WHAT IS EXPECTED
Print every entry, word for word, and skip the images.

MATERIALS PROVIDED
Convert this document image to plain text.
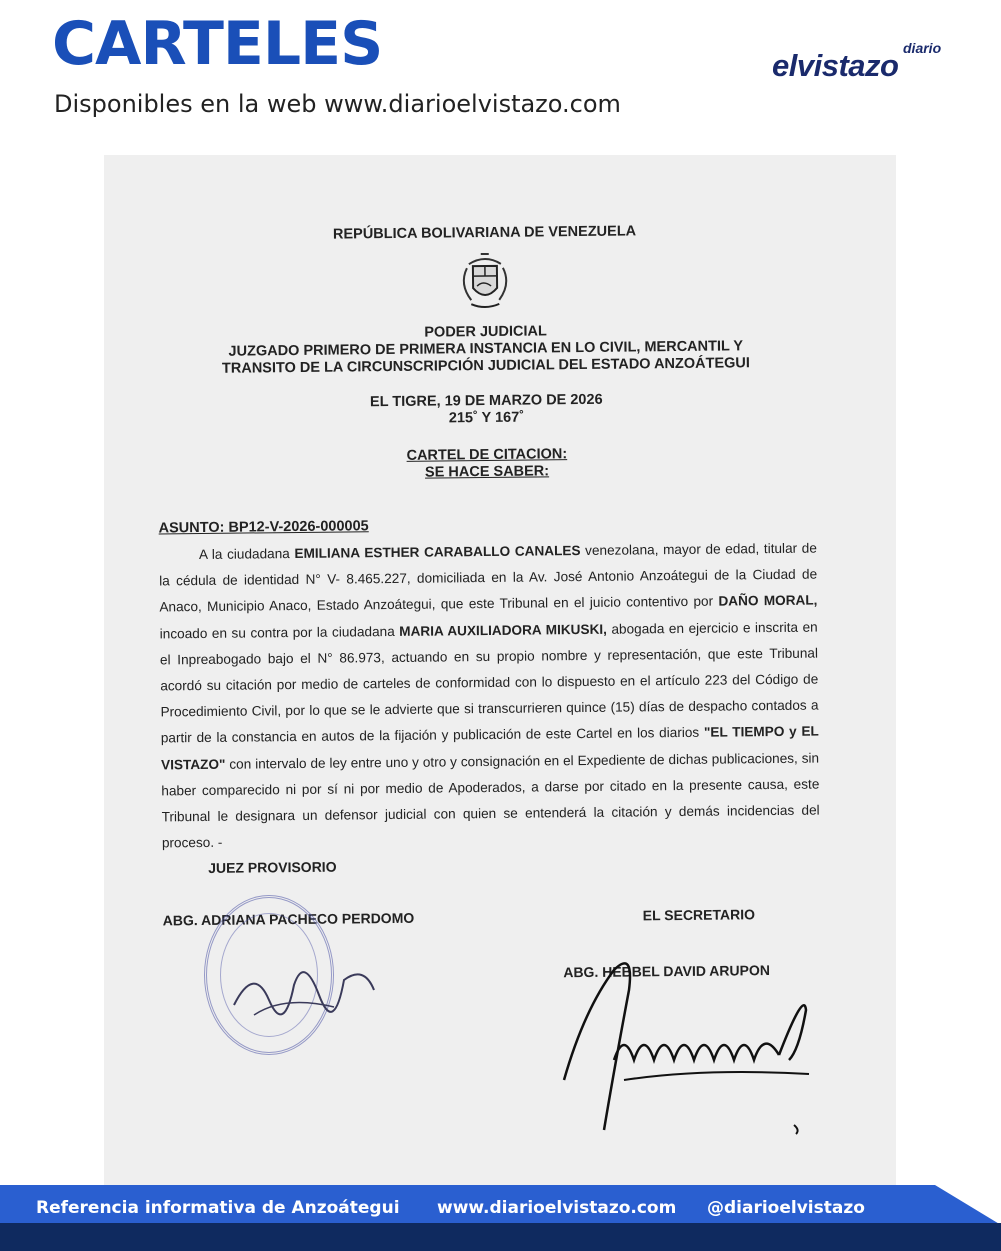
CARTELES
Disponibles en la web www.diarioelvistazo.com
diario
elvistazo
REPÚBLICA BOLIVARIANA DE VENEZUELA
PODER JUDICIAL
JUZGADO PRIMERO DE PRIMERA INSTANCIA EN LO CIVIL, MERCANTIL Y
TRANSITO DE LA CIRCUNSCRIPCIÓN JUDICIAL DEL ESTADO ANZOÁTEGUI
EL TIGRE, 19 DE MARZO DE 2026
215˚ Y 167˚
CARTEL DE CITACION:
SE HACE SABER:
ASUNTO: BP12-V-2026-000005

A la ciudadana EMILIANA ESTHER CARABALLO CANALES venezolana, mayor de edad, titular de la cédula de identidad N° V- 8.465.227, domiciliada en la Av. José Antonio Anzoátegui de la Ciudad de Anaco, Municipio Anaco, Estado Anzoátegui, que este Tribunal en el juicio contentivo por DAÑO MORAL, incoado en su contra por la ciudadana MARIA AUXILIADORA MIKUSKI, abogada en ejercicio e inscrita en el Inpreabogado bajo el N° 86.973, actuando en su propio nombre y representación, que este Tribunal acordó su citación por medio de carteles de conformidad con lo dispuesto en el artículo 223 del Código de Procedimiento Civil, por lo que se le advierte que si transcurrieren quince (15) días de despacho contados a partir de la constancia en autos de la fijación y publicación de este Cartel en los diarios "EL TIEMPO y EL VISTAZO" con intervalo de ley entre uno y otro y consignación en el Expediente de dichas publicaciones, sin haber comparecido ni por sí ni por medio de Apoderados, a darse por citado en la presente causa, este Tribunal le designara un defensor judicial con quien se entenderá la citación y demás incidencias del proceso. -

JUEZ PROVISORIO
ABG. ADRIANA PACHECO PERDOMO	EL SECRETARIO
ABG. HEBBEL DAVID ARUPON
Referencia informativa de Anzoátegui www.diarioelvistazo.com @diarioelvistazo
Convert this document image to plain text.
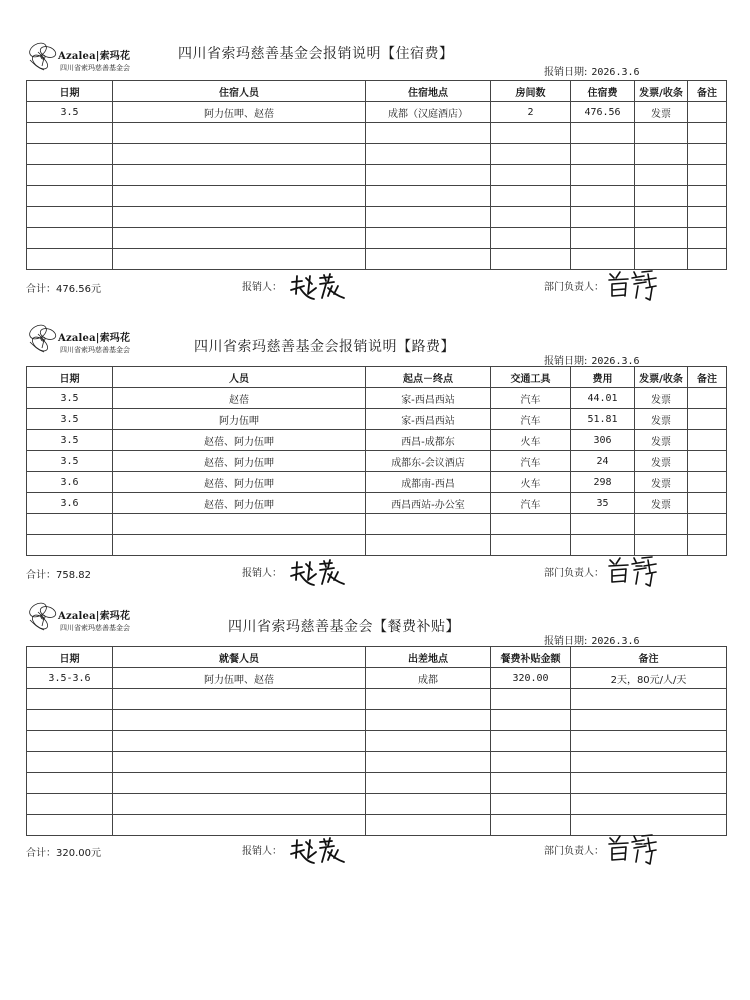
Azalea|索玛花
四川省索玛慈善基金会
四川省索玛慈善基金会报销说明【住宿费】
报销日期: 2026.3.6
日期	住宿人员	住宿地点	房间数	住宿费	发票/收条	备注
3.5	阿力伍呷、赵蓓	成都（汉庭酒店）	2	476.56	发票	

合计：476.56元	报销人：	部门负责人：
Azalea|索玛花
四川省索玛慈善基金会	四川省索玛慈善基金会报销说明【路费】
报销日期: 2026.3.6
日期	人员	起点－终点	交通工具	费用	发票/收条	备注
3.5	赵蓓	家-西昌西站	汽车	44.01	发票	
3.5	阿力伍呷	家-西昌西站	汽车	51.81	发票	
3.5	赵蓓、阿力伍呷	西昌-成都东	火车	306	发票	
3.5	赵蓓、阿力伍呷	成都东-会议酒店	汽车	24	发票	
3.6	赵蓓、阿力伍呷	成都南-西昌	火车	298	发票	
3.6	赵蓓、阿力伍呷	西昌西站-办公室	汽车	35	发票	

合计：758.82	报销人：	部门负责人：
Azalea|索玛花
四川省索玛慈善基金会	四川省索玛慈善基金会【餐费补贴】
报销日期: 2026.3.6
日期	就餐人员	出差地点	餐费补贴金额	备注
3.5-3.6	阿力伍呷、赵蓓	成都	320.00	2天，80元/人/天

合计：320.00元	报销人：	部门负责人：
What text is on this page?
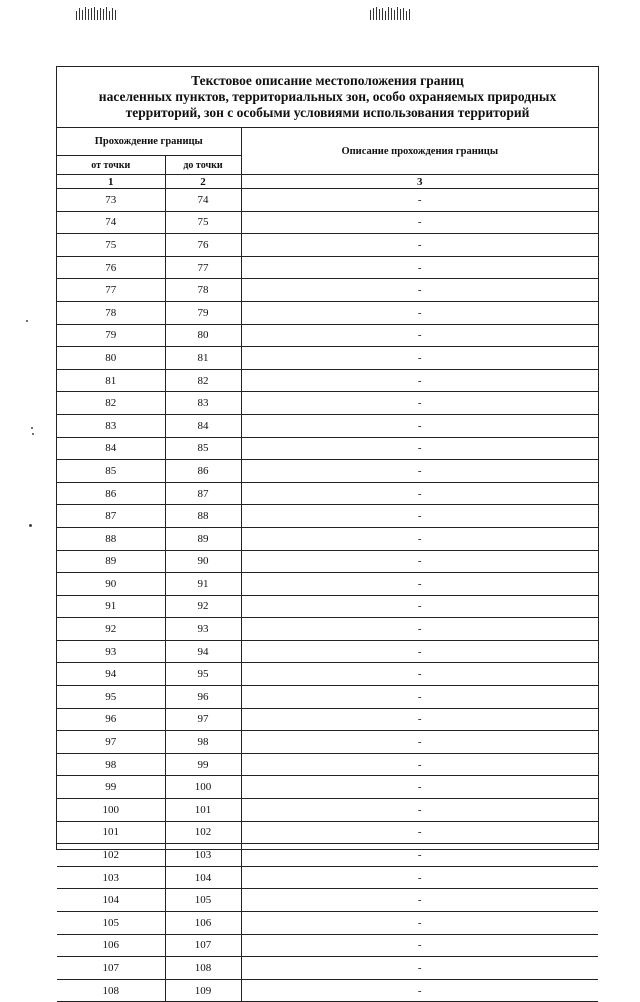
Текстовое описание местоположения границ
населенных пунктов, территориальных зон, особо охраняемых природных
территорий, зон с особыми условиями использования территорий
Прохождение границы		Описание прохождения границы
от точки	до точки	
1	2	3
73	74	-
74	75	-
75	76	-
76	77	-
77	78	-
78	79	-
79	80	-
80	81	-
81	82	-
82	83	-
83	84	-
84	85	-
85	86	-
86	87	-
87	88	-
88	89	-
89	90	-
90	91	-
91	92	-
92	93	-
93	94	-
94	95	-
95	96	-
96	97	-
97	98	-
98	99	-
99	100	-
100	101	-
101	102	-
102	103	-
103	104	-
104	105	-
105	106	-
106	107	-
107	108	-
108	109	-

RESPONSE FOR THIS EXERCISE
Convert this document image to plain text.
CARTELES
Disponibles en la web www.diarioelvistazo.com
diario
elvistazo
REPÚBLICA BOLIVARIANA DE VENEZUELA
PODER JUDICIAL
JUZGADO PRIMERO DE PRIMERA INSTANCIA EN LO CIVIL, MERCANTIL Y
TRANSITO DE LA CIRCUNSCRIPCIÓN JUDICIAL DEL ESTADO ANZOÁTEGUI
EL TIGRE, 19 DE MARZO DE 2026
215˚ Y 167˚
CARTEL DE CITACION:
SE HACE SABER:
ASUNTO: BP12-V-2026-000005

A la ciudadana EMILIANA ESTHER CARABALLO CANALES venezolana, mayor de edad, titular de la cédula de identidad N° V- 8.465.227, domiciliada en la Av. José Antonio Anzoátegui de la Ciudad de Anaco, Municipio Anaco, Estado Anzoátegui, que este Tribunal en el juicio contentivo por DAÑO MORAL, incoado en su contra por la ciudadana MARIA AUXILIADORA MIKUSKI, abogada en ejercicio e inscrita en el Inpreabogado bajo el N° 86.973, actuando en su propio nombre y representación, que este Tribunal acordó su citación por medio de carteles de conformidad con lo dispuesto en el artículo 223 del Código de Procedimiento Civil, por lo que se le advierte que si transcurrieren quince (15) días de despacho contados a partir de la constancia en autos de la fijación y publicación de este Cartel en los diarios "EL TIEMPO y EL VISTAZO" con intervalo de ley entre uno y otro y consignación en el Expediente de dichas publicaciones, sin haber comparecido ni por sí ni por medio de Apoderados, a darse por citado en la presente causa, este Tribunal le designara un defensor judicial con quien se entenderá la citación y demás incidencias del proceso. -

JUEZ PROVISORIO
ABG. ADRIANA PACHECO PERDOMO	EL SECRETARIO
ABG. HEBBEL DAVID ARUPON
Referencia informativa de Anzoátegui www.diarioelvistazo.com @diarioelvistazo
Convert this document image to plain text.
Azalea|索玛花
四川省索玛慈善基金会
四川省索玛慈善基金会报销说明【住宿费】
报销日期: 2026.3.6
日期	住宿人员	住宿地点	房间数	住宿费	发票/收条	备注
3.5	阿力伍呷、赵蓓	成都（汉庭酒店）	2	476.56	发票	

合计：476.56元	报销人：	部门负责人：
Azalea|索玛花
四川省索玛慈善基金会	四川省索玛慈善基金会报销说明【路费】
报销日期: 2026.3.6
日期	人员	起点－终点	交通工具	费用	发票/收条	备注
3.5	赵蓓	家-西昌西站	汽车	44.01	发票	
3.5	阿力伍呷	家-西昌西站	汽车	51.81	发票	
3.5	赵蓓、阿力伍呷	西昌-成都东	火车	306	发票	
3.5	赵蓓、阿力伍呷	成都东-会议酒店	汽车	24	发票	
3.6	赵蓓、阿力伍呷	成都南-西昌	火车	298	发票	
3.6	赵蓓、阿力伍呷	西昌西站-办公室	汽车	35	发票	

合计：758.82	报销人：	部门负责人：
Azalea|索玛花
四川省索玛慈善基金会	四川省索玛慈善基金会【餐费补贴】
报销日期: 2026.3.6
日期	就餐人员	出差地点	餐费补贴金额	备注
3.5-3.6	阿力伍呷、赵蓓	成都	320.00	2天，80元/人/天

合计：320.00元	报销人：	部门负责人：
What text is on this page?
Текстовое описание местоположения границ
населенных пунктов, территориальных зон, особо охраняемых природных
территорий, зон с особыми условиями использования территорий
Прохождение границы		Описание прохождения границы
от точки	до точки	
1	2	3
73	74	-
74	75	-
75	76	-
76	77	-
77	78	-
78	79	-
79	80	-
80	81	-
81	82	-
82	83	-
83	84	-
84	85	-
85	86	-
86	87	-
87	88	-
88	89	-
89	90	-
90	91	-
91	92	-
92	93	-
93	94	-
94	95	-
95	96	-
96	97	-
97	98	-
98	99	-
99	100	-
100	101	-
101	102	-
102	103	-
103	104	-
104	105	-
105	106	-
106	107	-
107	108	-
108	109	-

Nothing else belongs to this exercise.